Objective:
Pick every line from the data that holds the word "проектной".

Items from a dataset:

__________

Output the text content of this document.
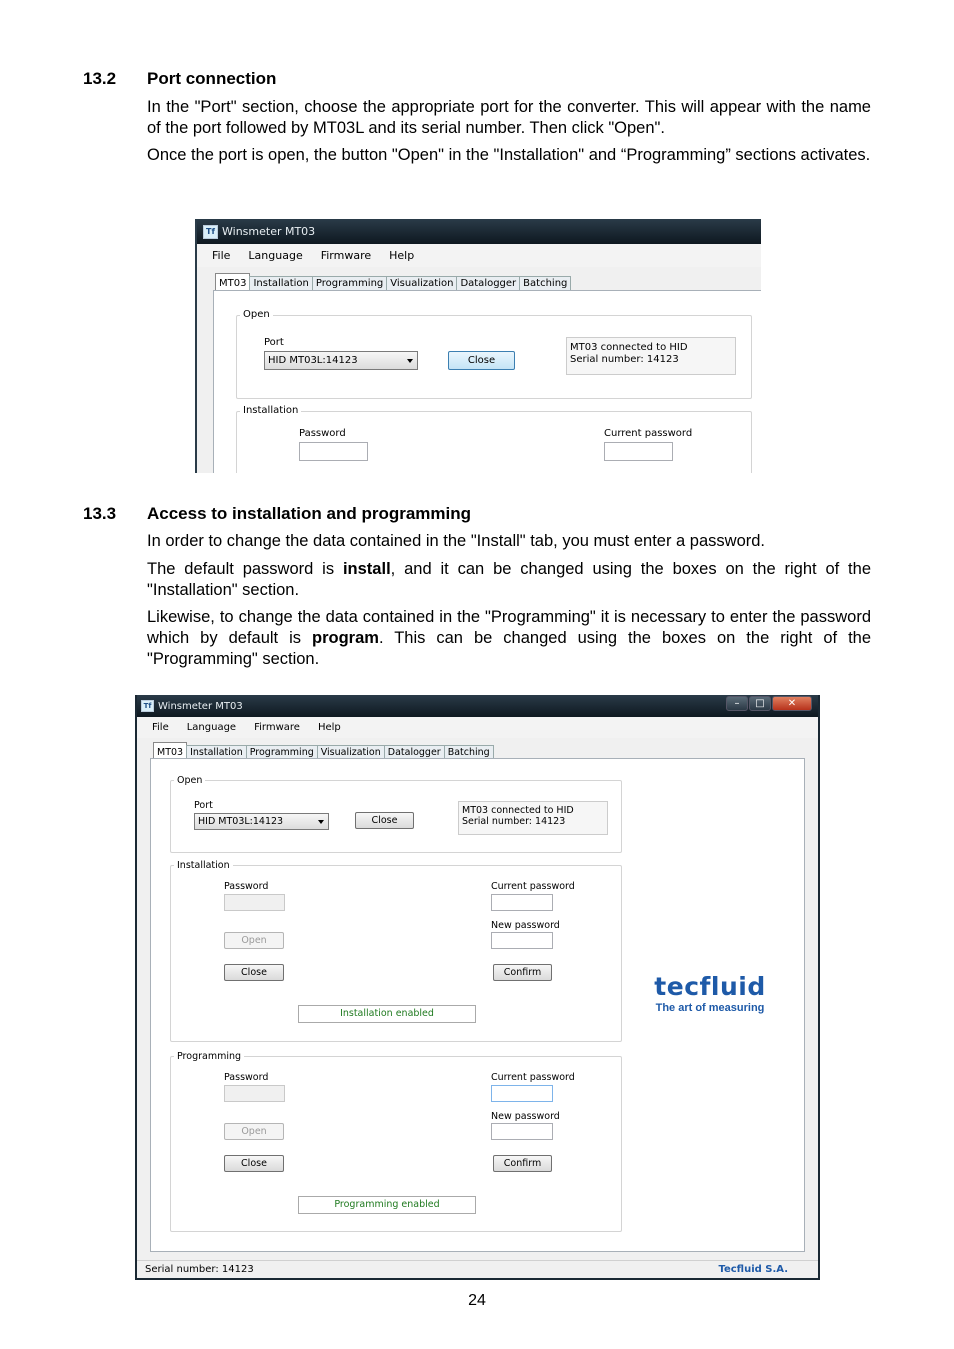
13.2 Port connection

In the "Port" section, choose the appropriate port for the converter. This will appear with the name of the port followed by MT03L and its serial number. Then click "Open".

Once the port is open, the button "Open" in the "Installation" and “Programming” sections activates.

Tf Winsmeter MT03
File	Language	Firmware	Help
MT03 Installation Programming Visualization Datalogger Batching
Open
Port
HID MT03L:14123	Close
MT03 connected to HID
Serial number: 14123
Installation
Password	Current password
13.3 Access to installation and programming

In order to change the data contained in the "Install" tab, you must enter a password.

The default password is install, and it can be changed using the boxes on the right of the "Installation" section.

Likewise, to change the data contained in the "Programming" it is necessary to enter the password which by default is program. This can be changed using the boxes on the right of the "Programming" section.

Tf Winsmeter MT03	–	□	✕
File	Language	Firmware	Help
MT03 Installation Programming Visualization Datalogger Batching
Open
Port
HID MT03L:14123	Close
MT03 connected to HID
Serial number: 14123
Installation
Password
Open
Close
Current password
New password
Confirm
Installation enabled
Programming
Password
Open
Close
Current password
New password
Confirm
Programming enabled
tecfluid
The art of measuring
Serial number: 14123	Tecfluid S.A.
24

__________

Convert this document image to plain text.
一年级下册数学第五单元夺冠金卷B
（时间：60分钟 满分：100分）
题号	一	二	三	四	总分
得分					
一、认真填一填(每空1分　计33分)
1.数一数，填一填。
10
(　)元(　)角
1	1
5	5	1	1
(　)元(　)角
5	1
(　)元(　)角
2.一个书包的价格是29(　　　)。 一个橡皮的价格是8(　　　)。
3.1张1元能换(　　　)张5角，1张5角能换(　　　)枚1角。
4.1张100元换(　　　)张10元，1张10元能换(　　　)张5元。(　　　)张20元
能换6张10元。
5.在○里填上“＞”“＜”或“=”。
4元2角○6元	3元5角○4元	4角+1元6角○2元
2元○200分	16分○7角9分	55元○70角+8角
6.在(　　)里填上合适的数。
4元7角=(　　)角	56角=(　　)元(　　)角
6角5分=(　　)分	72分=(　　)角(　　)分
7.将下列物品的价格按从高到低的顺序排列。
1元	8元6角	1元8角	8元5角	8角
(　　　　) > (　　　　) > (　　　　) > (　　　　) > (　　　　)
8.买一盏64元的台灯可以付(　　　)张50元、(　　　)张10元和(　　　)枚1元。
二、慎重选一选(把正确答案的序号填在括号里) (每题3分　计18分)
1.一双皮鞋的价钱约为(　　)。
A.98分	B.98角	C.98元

__________

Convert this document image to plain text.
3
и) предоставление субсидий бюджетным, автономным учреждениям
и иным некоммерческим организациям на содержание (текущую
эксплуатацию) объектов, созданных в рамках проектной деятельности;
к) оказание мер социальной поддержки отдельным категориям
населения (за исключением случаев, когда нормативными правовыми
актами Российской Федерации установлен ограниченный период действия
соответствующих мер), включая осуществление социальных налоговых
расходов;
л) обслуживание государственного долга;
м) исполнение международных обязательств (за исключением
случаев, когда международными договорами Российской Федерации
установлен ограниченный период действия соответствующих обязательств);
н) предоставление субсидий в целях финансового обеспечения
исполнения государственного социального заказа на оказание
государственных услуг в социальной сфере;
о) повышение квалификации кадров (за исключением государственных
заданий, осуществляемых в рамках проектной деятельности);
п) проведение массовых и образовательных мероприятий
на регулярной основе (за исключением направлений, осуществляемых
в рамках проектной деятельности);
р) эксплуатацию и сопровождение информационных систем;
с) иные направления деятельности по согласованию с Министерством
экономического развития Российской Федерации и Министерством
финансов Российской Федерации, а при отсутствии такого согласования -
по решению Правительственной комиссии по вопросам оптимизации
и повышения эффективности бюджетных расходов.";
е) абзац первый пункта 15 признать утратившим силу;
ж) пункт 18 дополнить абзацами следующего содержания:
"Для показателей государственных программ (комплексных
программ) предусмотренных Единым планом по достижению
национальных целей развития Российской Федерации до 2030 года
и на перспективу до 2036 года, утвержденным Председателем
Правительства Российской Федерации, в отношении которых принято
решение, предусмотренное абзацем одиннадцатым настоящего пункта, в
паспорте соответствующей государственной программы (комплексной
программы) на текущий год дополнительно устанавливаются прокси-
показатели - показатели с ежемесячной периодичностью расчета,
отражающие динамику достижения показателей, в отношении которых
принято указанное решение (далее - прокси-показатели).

__________

Response to this exercise:
эксплуатацию) объектов, созданных в рамках проектной деятельности;
заданий, осуществляемых в рамках проектной деятельности);
в рамках проектной деятельности);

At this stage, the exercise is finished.